Find each line containing the string "index". Copy it.

-- RECORDS SHOWN start --

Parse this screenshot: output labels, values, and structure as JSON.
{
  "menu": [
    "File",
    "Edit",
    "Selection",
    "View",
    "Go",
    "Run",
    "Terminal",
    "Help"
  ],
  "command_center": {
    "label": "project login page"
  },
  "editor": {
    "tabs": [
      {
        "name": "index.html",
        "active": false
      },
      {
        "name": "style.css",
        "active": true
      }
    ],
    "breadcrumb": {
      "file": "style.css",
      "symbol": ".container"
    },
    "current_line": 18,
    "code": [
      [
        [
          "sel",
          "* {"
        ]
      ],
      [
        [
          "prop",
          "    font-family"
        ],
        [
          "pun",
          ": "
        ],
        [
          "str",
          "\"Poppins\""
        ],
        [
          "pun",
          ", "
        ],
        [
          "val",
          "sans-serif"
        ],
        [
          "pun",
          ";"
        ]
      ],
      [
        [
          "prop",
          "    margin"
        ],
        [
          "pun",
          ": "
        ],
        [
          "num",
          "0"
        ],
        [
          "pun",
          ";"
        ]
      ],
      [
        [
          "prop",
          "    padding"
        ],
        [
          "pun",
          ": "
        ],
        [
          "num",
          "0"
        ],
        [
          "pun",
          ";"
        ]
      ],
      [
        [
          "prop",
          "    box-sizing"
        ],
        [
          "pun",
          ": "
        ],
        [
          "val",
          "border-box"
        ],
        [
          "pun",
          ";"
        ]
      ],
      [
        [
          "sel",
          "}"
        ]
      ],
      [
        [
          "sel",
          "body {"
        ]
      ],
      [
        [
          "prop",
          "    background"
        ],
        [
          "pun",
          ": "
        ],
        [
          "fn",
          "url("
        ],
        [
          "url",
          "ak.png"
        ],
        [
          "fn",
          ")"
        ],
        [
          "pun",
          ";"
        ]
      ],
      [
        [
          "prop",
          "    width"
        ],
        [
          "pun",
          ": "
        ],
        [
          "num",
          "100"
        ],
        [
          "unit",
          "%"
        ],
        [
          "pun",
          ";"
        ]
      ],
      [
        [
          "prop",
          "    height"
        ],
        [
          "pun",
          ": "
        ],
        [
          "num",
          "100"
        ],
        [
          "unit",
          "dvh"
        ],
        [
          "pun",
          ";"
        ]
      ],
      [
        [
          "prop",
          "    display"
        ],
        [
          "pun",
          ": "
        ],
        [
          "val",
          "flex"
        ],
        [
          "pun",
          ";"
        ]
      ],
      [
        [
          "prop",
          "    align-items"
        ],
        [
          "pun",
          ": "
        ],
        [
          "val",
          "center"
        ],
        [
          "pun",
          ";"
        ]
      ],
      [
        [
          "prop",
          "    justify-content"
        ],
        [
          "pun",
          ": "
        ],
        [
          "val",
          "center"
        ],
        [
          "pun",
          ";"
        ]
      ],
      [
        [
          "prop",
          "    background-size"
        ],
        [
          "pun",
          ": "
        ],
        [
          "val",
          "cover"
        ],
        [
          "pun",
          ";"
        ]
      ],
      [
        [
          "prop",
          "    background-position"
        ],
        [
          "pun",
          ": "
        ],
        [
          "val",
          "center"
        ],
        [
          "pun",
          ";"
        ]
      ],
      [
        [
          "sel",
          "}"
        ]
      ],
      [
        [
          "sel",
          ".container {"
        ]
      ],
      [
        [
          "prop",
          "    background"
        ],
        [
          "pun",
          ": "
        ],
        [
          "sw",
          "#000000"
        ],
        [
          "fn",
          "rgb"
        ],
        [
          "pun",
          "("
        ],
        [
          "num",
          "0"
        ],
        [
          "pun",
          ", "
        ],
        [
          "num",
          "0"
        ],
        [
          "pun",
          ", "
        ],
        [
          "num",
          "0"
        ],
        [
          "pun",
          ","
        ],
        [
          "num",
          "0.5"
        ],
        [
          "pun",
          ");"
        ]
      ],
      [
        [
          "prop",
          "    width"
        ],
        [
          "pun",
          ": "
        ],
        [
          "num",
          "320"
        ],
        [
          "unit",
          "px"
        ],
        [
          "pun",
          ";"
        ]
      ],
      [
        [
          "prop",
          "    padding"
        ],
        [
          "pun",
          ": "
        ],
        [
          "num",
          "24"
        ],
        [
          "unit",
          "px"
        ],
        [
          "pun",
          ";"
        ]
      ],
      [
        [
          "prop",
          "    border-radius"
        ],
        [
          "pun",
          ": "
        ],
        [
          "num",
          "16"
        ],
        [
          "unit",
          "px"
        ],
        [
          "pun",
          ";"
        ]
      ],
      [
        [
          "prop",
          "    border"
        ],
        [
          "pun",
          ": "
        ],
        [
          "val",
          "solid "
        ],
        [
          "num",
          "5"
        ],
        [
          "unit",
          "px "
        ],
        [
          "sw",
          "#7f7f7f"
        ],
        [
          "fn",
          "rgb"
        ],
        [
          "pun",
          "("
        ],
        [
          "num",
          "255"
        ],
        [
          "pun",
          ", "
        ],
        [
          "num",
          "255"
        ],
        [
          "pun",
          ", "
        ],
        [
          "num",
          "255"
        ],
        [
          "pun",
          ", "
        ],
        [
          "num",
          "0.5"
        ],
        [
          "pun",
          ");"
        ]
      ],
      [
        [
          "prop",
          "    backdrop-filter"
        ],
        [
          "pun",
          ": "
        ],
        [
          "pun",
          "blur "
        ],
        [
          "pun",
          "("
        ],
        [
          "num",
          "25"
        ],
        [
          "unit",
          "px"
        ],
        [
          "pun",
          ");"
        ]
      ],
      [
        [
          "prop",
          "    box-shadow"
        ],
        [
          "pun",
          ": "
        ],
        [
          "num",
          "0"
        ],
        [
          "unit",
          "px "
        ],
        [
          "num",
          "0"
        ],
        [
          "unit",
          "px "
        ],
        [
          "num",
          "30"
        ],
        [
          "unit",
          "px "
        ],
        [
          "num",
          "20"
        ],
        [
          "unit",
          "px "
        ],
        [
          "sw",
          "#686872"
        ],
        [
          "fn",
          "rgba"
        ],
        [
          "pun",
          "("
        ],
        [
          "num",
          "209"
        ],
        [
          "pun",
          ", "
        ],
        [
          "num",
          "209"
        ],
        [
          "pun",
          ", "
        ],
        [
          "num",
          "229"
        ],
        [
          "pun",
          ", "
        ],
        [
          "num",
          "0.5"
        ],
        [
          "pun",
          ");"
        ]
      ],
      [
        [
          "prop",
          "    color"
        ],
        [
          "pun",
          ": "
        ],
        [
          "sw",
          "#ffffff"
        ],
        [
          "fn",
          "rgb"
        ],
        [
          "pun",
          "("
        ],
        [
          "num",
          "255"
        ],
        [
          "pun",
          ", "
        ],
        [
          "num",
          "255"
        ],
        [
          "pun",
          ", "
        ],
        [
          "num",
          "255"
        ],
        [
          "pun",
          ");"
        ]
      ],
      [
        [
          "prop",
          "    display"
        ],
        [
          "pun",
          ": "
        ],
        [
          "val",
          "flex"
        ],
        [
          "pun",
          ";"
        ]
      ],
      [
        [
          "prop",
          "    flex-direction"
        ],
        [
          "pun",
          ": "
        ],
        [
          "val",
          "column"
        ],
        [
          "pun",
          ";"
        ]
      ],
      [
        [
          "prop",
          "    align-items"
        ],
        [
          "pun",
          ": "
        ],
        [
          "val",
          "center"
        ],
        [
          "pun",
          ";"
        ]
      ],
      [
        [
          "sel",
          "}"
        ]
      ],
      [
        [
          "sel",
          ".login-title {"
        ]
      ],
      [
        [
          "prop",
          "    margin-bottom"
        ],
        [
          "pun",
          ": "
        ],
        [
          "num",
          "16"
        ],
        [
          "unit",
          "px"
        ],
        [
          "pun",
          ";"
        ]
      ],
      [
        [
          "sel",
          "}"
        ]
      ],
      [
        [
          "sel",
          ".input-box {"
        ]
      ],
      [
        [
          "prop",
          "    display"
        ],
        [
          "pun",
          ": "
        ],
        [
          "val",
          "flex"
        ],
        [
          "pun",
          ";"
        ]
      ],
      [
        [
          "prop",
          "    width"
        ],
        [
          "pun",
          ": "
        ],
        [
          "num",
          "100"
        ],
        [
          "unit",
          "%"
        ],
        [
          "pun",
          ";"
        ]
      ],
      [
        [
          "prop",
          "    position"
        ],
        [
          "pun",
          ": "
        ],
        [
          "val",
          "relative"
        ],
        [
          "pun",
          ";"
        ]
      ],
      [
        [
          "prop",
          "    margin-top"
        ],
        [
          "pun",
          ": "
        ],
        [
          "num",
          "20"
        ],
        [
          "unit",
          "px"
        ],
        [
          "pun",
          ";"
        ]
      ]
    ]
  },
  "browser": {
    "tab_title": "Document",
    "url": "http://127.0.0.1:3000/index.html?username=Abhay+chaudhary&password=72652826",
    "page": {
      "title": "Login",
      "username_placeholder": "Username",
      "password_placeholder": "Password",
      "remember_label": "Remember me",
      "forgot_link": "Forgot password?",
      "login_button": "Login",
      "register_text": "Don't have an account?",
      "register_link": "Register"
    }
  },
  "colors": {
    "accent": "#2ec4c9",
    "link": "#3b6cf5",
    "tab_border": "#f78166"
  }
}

-- RECORDS SHOWN end --

_EXERCISE ANSWER_.
        "name": "index.html",
    "url": "http://127.0.0.1:3000/index.html?username=Abhay+chaudhary&password=72652826",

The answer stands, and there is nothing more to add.